--- What the task requires ---
In the records below, find each line with the word "City" and copy it.

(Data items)

--- Start ---

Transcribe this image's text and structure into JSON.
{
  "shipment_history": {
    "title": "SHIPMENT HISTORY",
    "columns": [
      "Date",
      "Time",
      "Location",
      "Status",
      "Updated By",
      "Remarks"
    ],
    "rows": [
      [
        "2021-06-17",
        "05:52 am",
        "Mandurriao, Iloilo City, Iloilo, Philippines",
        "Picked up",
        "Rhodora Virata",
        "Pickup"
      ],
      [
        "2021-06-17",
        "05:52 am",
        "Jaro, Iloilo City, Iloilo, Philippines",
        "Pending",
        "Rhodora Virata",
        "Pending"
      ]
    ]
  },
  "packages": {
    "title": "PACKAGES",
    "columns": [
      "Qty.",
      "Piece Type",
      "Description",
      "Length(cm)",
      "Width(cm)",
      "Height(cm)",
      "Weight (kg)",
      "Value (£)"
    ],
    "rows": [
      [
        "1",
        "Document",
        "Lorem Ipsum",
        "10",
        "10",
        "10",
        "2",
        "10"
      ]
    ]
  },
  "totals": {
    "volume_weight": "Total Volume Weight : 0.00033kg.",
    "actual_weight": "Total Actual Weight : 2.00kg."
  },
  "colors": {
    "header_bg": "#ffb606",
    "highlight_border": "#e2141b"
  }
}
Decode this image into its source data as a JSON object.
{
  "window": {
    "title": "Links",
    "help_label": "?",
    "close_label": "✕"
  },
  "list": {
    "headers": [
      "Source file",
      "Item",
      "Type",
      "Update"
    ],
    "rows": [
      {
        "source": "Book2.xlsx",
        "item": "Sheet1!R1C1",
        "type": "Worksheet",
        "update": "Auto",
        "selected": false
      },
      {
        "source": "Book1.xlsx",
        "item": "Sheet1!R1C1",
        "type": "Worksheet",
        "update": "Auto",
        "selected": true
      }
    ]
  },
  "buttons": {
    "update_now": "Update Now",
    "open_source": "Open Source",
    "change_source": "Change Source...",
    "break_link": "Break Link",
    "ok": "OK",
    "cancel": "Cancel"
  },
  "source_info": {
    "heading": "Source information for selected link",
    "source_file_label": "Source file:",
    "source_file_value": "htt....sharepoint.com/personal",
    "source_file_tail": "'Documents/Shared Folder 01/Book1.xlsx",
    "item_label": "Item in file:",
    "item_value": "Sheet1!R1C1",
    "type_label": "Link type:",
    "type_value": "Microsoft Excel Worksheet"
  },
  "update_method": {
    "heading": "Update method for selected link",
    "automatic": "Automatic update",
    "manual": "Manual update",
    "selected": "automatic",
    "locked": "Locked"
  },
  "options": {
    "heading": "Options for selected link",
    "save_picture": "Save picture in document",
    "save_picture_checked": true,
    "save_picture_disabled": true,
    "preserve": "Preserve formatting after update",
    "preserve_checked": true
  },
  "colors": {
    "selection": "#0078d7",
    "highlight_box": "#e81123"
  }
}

--- End ---

--- Response to the task ---
        "Mandurriao, Iloilo City, Iloilo, Philippines",
        "Jaro, Iloilo City, Iloilo, Philippines",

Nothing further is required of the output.